Stated problem:
In the entries, find all lines that hold the word "value" and copy them.

Records for the exercise:
┄┄┄┄┄┄┄┄┄┄┄┄┄┄┄┄┄┄┄┄
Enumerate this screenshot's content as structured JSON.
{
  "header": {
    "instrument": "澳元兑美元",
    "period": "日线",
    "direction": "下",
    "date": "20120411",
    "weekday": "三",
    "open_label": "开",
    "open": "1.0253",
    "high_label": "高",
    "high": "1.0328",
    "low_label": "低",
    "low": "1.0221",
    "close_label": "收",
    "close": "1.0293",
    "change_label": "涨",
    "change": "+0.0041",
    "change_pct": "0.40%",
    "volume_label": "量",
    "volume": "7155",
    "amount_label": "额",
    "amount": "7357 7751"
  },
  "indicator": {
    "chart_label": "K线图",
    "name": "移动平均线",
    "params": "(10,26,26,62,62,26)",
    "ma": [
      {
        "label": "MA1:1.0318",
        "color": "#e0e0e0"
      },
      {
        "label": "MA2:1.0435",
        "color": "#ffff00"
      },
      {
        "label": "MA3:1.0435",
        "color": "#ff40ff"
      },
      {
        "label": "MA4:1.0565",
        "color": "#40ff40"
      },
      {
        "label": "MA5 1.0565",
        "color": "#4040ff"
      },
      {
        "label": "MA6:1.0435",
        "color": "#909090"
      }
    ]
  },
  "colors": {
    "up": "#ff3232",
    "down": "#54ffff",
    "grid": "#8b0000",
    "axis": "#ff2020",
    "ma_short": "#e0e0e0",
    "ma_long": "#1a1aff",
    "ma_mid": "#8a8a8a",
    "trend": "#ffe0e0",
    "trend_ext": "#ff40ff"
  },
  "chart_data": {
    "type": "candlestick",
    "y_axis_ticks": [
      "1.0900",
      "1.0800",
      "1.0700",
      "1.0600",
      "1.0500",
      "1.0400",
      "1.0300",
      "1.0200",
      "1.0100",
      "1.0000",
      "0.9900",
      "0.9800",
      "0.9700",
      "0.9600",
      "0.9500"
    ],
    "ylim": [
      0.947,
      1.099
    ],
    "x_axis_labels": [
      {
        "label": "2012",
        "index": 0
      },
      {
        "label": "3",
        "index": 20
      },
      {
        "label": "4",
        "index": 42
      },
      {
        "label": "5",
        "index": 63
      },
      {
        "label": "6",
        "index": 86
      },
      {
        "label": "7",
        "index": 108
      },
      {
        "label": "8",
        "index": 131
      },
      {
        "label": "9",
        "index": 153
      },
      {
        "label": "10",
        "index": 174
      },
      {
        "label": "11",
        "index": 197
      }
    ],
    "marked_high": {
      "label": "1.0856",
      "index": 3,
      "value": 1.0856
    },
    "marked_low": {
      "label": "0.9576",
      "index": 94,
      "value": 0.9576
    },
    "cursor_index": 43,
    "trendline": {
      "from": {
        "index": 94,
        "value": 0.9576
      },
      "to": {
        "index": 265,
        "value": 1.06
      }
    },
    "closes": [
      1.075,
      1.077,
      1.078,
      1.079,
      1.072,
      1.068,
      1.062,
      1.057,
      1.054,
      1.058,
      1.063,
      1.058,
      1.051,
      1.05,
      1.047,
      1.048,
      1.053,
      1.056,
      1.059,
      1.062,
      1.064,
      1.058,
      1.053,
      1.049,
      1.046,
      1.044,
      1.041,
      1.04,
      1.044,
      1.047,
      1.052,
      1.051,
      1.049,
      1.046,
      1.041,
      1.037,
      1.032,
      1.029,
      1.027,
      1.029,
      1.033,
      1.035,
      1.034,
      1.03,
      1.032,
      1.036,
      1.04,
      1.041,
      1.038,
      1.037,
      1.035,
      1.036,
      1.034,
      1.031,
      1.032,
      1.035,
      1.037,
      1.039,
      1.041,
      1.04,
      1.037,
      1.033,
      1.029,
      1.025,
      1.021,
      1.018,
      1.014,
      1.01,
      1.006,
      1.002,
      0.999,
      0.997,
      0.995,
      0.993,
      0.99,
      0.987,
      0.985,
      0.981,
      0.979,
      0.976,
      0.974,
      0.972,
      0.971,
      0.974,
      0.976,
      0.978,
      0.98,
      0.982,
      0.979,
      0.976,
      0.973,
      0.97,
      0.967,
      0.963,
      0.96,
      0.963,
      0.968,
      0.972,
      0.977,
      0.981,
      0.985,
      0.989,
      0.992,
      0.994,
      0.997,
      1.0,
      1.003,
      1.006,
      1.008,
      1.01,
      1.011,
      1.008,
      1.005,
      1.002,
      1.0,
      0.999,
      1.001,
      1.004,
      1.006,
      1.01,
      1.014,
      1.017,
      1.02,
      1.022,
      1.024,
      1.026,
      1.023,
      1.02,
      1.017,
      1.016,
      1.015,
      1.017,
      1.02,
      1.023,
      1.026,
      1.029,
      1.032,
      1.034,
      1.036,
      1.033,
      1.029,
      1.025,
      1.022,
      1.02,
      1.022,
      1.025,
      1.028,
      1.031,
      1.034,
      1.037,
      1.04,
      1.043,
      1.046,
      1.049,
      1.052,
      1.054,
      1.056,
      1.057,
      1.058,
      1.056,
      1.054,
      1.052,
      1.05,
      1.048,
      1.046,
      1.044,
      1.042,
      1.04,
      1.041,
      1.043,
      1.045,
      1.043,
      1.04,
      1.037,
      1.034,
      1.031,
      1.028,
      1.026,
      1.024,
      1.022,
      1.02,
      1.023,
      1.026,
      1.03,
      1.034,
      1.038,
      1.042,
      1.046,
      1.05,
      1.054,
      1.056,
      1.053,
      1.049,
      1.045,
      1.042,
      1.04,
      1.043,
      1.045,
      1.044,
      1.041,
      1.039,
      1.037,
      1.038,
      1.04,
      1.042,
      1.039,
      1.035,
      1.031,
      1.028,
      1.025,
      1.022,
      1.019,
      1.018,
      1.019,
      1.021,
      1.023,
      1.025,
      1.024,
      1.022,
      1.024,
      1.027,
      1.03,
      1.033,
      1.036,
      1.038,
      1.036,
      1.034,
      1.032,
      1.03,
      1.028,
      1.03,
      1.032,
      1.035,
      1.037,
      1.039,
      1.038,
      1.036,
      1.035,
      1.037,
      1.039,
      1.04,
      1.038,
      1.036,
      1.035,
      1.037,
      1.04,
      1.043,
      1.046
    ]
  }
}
┄┄┄┄┄┄┄┄┄┄┄┄┄┄┄┄┄┄┄┄
Exercise answer:
      "value": 1.0856
      "value": 0.9576
        "value": 0.9576
        "value": 1.06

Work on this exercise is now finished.